TASK:
Reproduce the listing below without any change.

== DATASET EXCERPTS ==

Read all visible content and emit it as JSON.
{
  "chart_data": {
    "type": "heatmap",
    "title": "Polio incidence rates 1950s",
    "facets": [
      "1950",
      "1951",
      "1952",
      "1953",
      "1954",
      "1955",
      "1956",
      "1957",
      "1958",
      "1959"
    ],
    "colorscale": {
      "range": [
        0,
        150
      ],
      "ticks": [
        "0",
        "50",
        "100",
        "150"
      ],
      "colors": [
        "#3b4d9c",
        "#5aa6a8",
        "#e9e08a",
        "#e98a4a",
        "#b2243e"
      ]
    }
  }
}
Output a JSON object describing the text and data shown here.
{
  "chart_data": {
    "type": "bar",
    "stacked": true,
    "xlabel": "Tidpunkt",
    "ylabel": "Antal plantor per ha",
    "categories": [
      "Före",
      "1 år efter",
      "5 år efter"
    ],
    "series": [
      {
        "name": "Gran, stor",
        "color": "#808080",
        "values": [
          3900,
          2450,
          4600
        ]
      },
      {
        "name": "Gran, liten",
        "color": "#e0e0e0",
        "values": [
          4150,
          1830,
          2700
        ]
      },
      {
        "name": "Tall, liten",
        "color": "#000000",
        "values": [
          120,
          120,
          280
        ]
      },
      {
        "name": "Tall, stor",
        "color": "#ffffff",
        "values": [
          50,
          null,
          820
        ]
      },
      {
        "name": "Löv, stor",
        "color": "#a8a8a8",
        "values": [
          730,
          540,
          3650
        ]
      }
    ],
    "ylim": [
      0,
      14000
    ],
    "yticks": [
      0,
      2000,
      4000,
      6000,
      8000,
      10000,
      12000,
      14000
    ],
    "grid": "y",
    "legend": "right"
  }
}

===

PROBLEM SOLUTION:
Read all visible content and emit it as JSON.
{
  "chart_data": {
    "type": "heatmap",
    "title": "Polio incidence rates 1950s",
    "facets": [
      "1950",
      "1951",
      "1952",
      "1953",
      "1954",
      "1955",
      "1956",
      "1957",
      "1958",
      "1959"
    ],
    "colorscale": {
      "range": [
        0,
        150
      ],
      "ticks": [
        "0",
        "50",
        "100",
        "150"
      ],
      "colors": [
        "#3b4d9c",
        "#5aa6a8",
        "#e9e08a",
        "#e98a4a",
        "#b2243e"
      ]
    }
  }
}
Output a JSON object describing the text and data shown here.
{
  "chart_data": {
    "type": "bar",
    "stacked": true,
    "xlabel": "Tidpunkt",
    "ylabel": "Antal plantor per ha",
    "categories": [
      "Före",
      "1 år efter",
      "5 år efter"
    ],
    "series": [
      {
        "name": "Gran, stor",
        "color": "#808080",
        "values": [
          3900,
          2450,
          4600
        ]
      },
      {
        "name": "Gran, liten",
        "color": "#e0e0e0",
        "values": [
          4150,
          1830,
          2700
        ]
      },
      {
        "name": "Tall, liten",
        "color": "#000000",
        "values": [
          120,
          120,
          280
        ]
      },
      {
        "name": "Tall, stor",
        "color": "#ffffff",
        "values": [
          50,
          null,
          820
        ]
      },
      {
        "name": "Löv, stor",
        "color": "#a8a8a8",
        "values": [
          730,
          540,
          3650
        ]
      }
    ],
    "ylim": [
      0,
      14000
    ],
    "yticks": [
      0,
      2000,
      4000,
      6000,
      8000,
      10000,
      12000,
      14000
    ],
    "grid": "y",
    "legend": "right"
  }
}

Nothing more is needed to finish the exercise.